## [EXERCISE]
Transcribe each line of the material as it is, and drop any picture.

Records contained in a dataset
=-=-=-=-=
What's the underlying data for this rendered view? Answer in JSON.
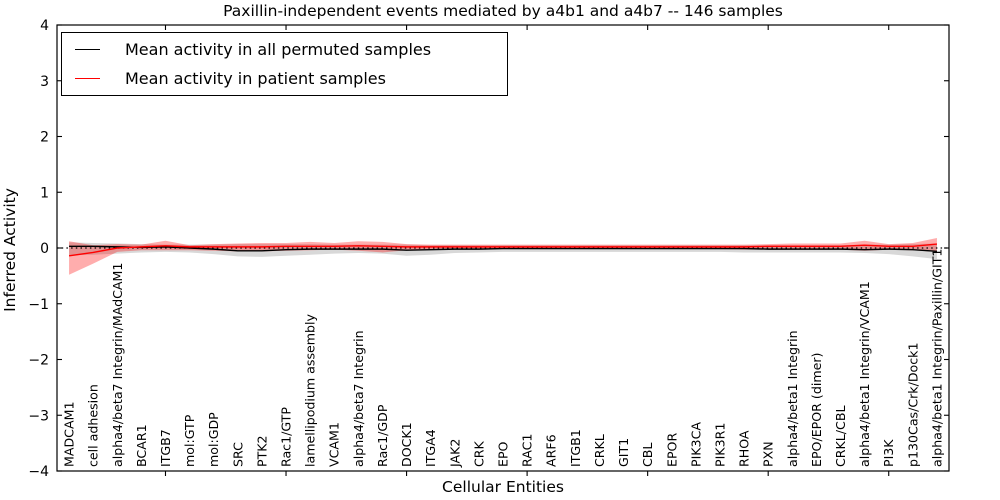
{
  "title": "Paxillin-independent events mediated by a4b1 and a4b7 -- 146 samples",
  "legend": {
    "items": [
      {
        "label": "Mean activity in all permuted samples",
        "color": "#000000"
      },
      {
        "label": "Mean activity in patient samples",
        "color": "#ff0000"
      }
    ]
  },
  "chart_data": {
    "type": "line",
    "title": "Paxillin-independent events mediated by a4b1 and a4b7 -- 146 samples",
    "xlabel": "Cellular Entities",
    "ylabel": "Inferred Activity",
    "ylim": [
      -4,
      4
    ],
    "yticks": [
      4,
      3,
      2,
      1,
      0,
      -1,
      -2,
      -3,
      -4
    ],
    "ytick_labels": [
      "4",
      "3",
      "2",
      "1",
      "0",
      "−1",
      "−2",
      "−3",
      "−4"
    ],
    "grid": false,
    "zero_reference_line": true,
    "legend_position": "upper left",
    "top_tick_indices": [
      4,
      9,
      14,
      19,
      24,
      29,
      34
    ],
    "categories": [
      "MADCAM1",
      "cell adhesion",
      "alpha4/beta7 Integrin/MAdCAM1",
      "BCAR1",
      "ITGB7",
      "mol:GTP",
      "mol:GDP",
      "SRC",
      "PTK2",
      "Rac1/GTP",
      "lamellipodium assembly",
      "VCAM1",
      "alpha4/beta7 Integrin",
      "Rac1/GDP",
      "DOCK1",
      "ITGA4",
      "JAK2",
      "CRK",
      "EPO",
      "RAC1",
      "ARF6",
      "ITGB1",
      "CRKL",
      "GIT1",
      "CBL",
      "EPOR",
      "PIK3CA",
      "PIK3R1",
      "RHOA",
      "PXN",
      "alpha4/beta1 Integrin",
      "EPO/EPOR (dimer)",
      "CRKL/CBL",
      "alpha4/beta1 Integrin/VCAM1",
      "PI3K",
      "p130Cas/Crk/Dock1",
      "alpha4/beta1 Integrin/Paxillin/GIT1"
    ],
    "series": [
      {
        "name": "Mean activity in all permuted samples",
        "color": "#000000",
        "values": [
          0.03,
          0.03,
          0.02,
          0.01,
          0.02,
          0.0,
          -0.02,
          -0.05,
          -0.05,
          -0.03,
          -0.02,
          -0.02,
          -0.02,
          -0.02,
          -0.04,
          -0.03,
          -0.02,
          -0.02,
          -0.01,
          -0.01,
          -0.01,
          -0.01,
          -0.01,
          -0.01,
          -0.01,
          -0.01,
          -0.01,
          -0.01,
          -0.01,
          -0.02,
          -0.02,
          -0.02,
          -0.02,
          -0.03,
          -0.02,
          -0.03,
          -0.06
        ]
      },
      {
        "name": "Mean activity in patient samples",
        "color": "#ff0000",
        "values": [
          -0.14,
          -0.08,
          0.0,
          0.02,
          0.04,
          0.02,
          0.02,
          0.02,
          0.02,
          0.03,
          0.03,
          0.03,
          0.04,
          0.03,
          0.02,
          0.02,
          0.02,
          0.02,
          0.02,
          0.02,
          0.02,
          0.02,
          0.02,
          0.02,
          0.02,
          0.02,
          0.02,
          0.02,
          0.02,
          0.03,
          0.03,
          0.03,
          0.03,
          0.05,
          0.03,
          0.03,
          0.07
        ]
      }
    ],
    "bands": [
      {
        "name": "permuted samples range",
        "color": "#999999",
        "opacity": 0.38,
        "upper": [
          0.1,
          0.09,
          0.08,
          0.07,
          0.06,
          0.06,
          0.06,
          0.07,
          0.07,
          0.07,
          0.07,
          0.06,
          0.06,
          0.06,
          0.06,
          0.05,
          0.05,
          0.05,
          0.05,
          0.05,
          0.05,
          0.05,
          0.05,
          0.05,
          0.05,
          0.05,
          0.05,
          0.05,
          0.05,
          0.05,
          0.05,
          0.05,
          0.05,
          0.06,
          0.06,
          0.07,
          0.08
        ],
        "lower": [
          -0.13,
          -0.12,
          -0.1,
          -0.08,
          -0.07,
          -0.08,
          -0.11,
          -0.15,
          -0.16,
          -0.14,
          -0.12,
          -0.1,
          -0.09,
          -0.1,
          -0.14,
          -0.12,
          -0.09,
          -0.08,
          -0.07,
          -0.07,
          -0.07,
          -0.07,
          -0.07,
          -0.07,
          -0.07,
          -0.07,
          -0.07,
          -0.07,
          -0.08,
          -0.08,
          -0.08,
          -0.08,
          -0.08,
          -0.09,
          -0.11,
          -0.15,
          -0.2
        ]
      },
      {
        "name": "patient samples range",
        "color": "#ff0000",
        "opacity": 0.32,
        "upper": [
          0.12,
          0.05,
          0.07,
          0.06,
          0.13,
          0.05,
          0.07,
          0.08,
          0.09,
          0.09,
          0.11,
          0.09,
          0.12,
          0.11,
          0.07,
          0.06,
          0.06,
          0.06,
          0.06,
          0.06,
          0.06,
          0.06,
          0.06,
          0.06,
          0.06,
          0.06,
          0.06,
          0.06,
          0.06,
          0.07,
          0.08,
          0.08,
          0.08,
          0.13,
          0.07,
          0.09,
          0.18
        ],
        "lower": [
          -0.48,
          -0.28,
          -0.07,
          -0.04,
          -0.04,
          -0.04,
          -0.05,
          -0.06,
          -0.06,
          -0.05,
          -0.04,
          -0.03,
          -0.05,
          -0.08,
          -0.04,
          -0.03,
          -0.02,
          -0.02,
          -0.02,
          -0.02,
          -0.02,
          -0.02,
          -0.02,
          -0.02,
          -0.02,
          -0.02,
          -0.02,
          -0.02,
          -0.03,
          -0.03,
          -0.03,
          -0.03,
          -0.03,
          -0.05,
          -0.03,
          -0.04,
          -0.07
        ]
      }
    ]
  }
}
=-=-=-=-=
## [OUTPUT FOR THIS TASK]
What's the underlying data for this rendered view? Answer in JSON.
{
  "title": "Paxillin-independent events mediated by a4b1 and a4b7 -- 146 samples",
  "legend": {
    "items": [
      {
        "label": "Mean activity in all permuted samples",
        "color": "#000000"
      },
      {
        "label": "Mean activity in patient samples",
        "color": "#ff0000"
      }
    ]
  },
  "chart_data": {
    "type": "line",
    "title": "Paxillin-independent events mediated by a4b1 and a4b7 -- 146 samples",
    "xlabel": "Cellular Entities",
    "ylabel": "Inferred Activity",
    "ylim": [
      -4,
      4
    ],
    "yticks": [
      4,
      3,
      2,
      1,
      0,
      -1,
      -2,
      -3,
      -4
    ],
    "ytick_labels": [
      "4",
      "3",
      "2",
      "1",
      "0",
      "−1",
      "−2",
      "−3",
      "−4"
    ],
    "grid": false,
    "zero_reference_line": true,
    "legend_position": "upper left",
    "top_tick_indices": [
      4,
      9,
      14,
      19,
      24,
      29,
      34
    ],
    "categories": [
      "MADCAM1",
      "cell adhesion",
      "alpha4/beta7 Integrin/MAdCAM1",
      "BCAR1",
      "ITGB7",
      "mol:GTP",
      "mol:GDP",
      "SRC",
      "PTK2",
      "Rac1/GTP",
      "lamellipodium assembly",
      "VCAM1",
      "alpha4/beta7 Integrin",
      "Rac1/GDP",
      "DOCK1",
      "ITGA4",
      "JAK2",
      "CRK",
      "EPO",
      "RAC1",
      "ARF6",
      "ITGB1",
      "CRKL",
      "GIT1",
      "CBL",
      "EPOR",
      "PIK3CA",
      "PIK3R1",
      "RHOA",
      "PXN",
      "alpha4/beta1 Integrin",
      "EPO/EPOR (dimer)",
      "CRKL/CBL",
      "alpha4/beta1 Integrin/VCAM1",
      "PI3K",
      "p130Cas/Crk/Dock1",
      "alpha4/beta1 Integrin/Paxillin/GIT1"
    ],
    "series": [
      {
        "name": "Mean activity in all permuted samples",
        "color": "#000000",
        "values": [
          0.03,
          0.03,
          0.02,
          0.01,
          0.02,
          0.0,
          -0.02,
          -0.05,
          -0.05,
          -0.03,
          -0.02,
          -0.02,
          -0.02,
          -0.02,
          -0.04,
          -0.03,
          -0.02,
          -0.02,
          -0.01,
          -0.01,
          -0.01,
          -0.01,
          -0.01,
          -0.01,
          -0.01,
          -0.01,
          -0.01,
          -0.01,
          -0.01,
          -0.02,
          -0.02,
          -0.02,
          -0.02,
          -0.03,
          -0.02,
          -0.03,
          -0.06
        ]
      },
      {
        "name": "Mean activity in patient samples",
        "color": "#ff0000",
        "values": [
          -0.14,
          -0.08,
          0.0,
          0.02,
          0.04,
          0.02,
          0.02,
          0.02,
          0.02,
          0.03,
          0.03,
          0.03,
          0.04,
          0.03,
          0.02,
          0.02,
          0.02,
          0.02,
          0.02,
          0.02,
          0.02,
          0.02,
          0.02,
          0.02,
          0.02,
          0.02,
          0.02,
          0.02,
          0.02,
          0.03,
          0.03,
          0.03,
          0.03,
          0.05,
          0.03,
          0.03,
          0.07
        ]
      }
    ],
    "bands": [
      {
        "name": "permuted samples range",
        "color": "#999999",
        "opacity": 0.38,
        "upper": [
          0.1,
          0.09,
          0.08,
          0.07,
          0.06,
          0.06,
          0.06,
          0.07,
          0.07,
          0.07,
          0.07,
          0.06,
          0.06,
          0.06,
          0.06,
          0.05,
          0.05,
          0.05,
          0.05,
          0.05,
          0.05,
          0.05,
          0.05,
          0.05,
          0.05,
          0.05,
          0.05,
          0.05,
          0.05,
          0.05,
          0.05,
          0.05,
          0.05,
          0.06,
          0.06,
          0.07,
          0.08
        ],
        "lower": [
          -0.13,
          -0.12,
          -0.1,
          -0.08,
          -0.07,
          -0.08,
          -0.11,
          -0.15,
          -0.16,
          -0.14,
          -0.12,
          -0.1,
          -0.09,
          -0.1,
          -0.14,
          -0.12,
          -0.09,
          -0.08,
          -0.07,
          -0.07,
          -0.07,
          -0.07,
          -0.07,
          -0.07,
          -0.07,
          -0.07,
          -0.07,
          -0.07,
          -0.08,
          -0.08,
          -0.08,
          -0.08,
          -0.08,
          -0.09,
          -0.11,
          -0.15,
          -0.2
        ]
      },
      {
        "name": "patient samples range",
        "color": "#ff0000",
        "opacity": 0.32,
        "upper": [
          0.12,
          0.05,
          0.07,
          0.06,
          0.13,
          0.05,
          0.07,
          0.08,
          0.09,
          0.09,
          0.11,
          0.09,
          0.12,
          0.11,
          0.07,
          0.06,
          0.06,
          0.06,
          0.06,
          0.06,
          0.06,
          0.06,
          0.06,
          0.06,
          0.06,
          0.06,
          0.06,
          0.06,
          0.06,
          0.07,
          0.08,
          0.08,
          0.08,
          0.13,
          0.07,
          0.09,
          0.18
        ],
        "lower": [
          -0.48,
          -0.28,
          -0.07,
          -0.04,
          -0.04,
          -0.04,
          -0.05,
          -0.06,
          -0.06,
          -0.05,
          -0.04,
          -0.03,
          -0.05,
          -0.08,
          -0.04,
          -0.03,
          -0.02,
          -0.02,
          -0.02,
          -0.02,
          -0.02,
          -0.02,
          -0.02,
          -0.02,
          -0.02,
          -0.02,
          -0.02,
          -0.02,
          -0.03,
          -0.03,
          -0.03,
          -0.03,
          -0.03,
          -0.05,
          -0.03,
          -0.04,
          -0.07
        ]
      }
    ]
  }
}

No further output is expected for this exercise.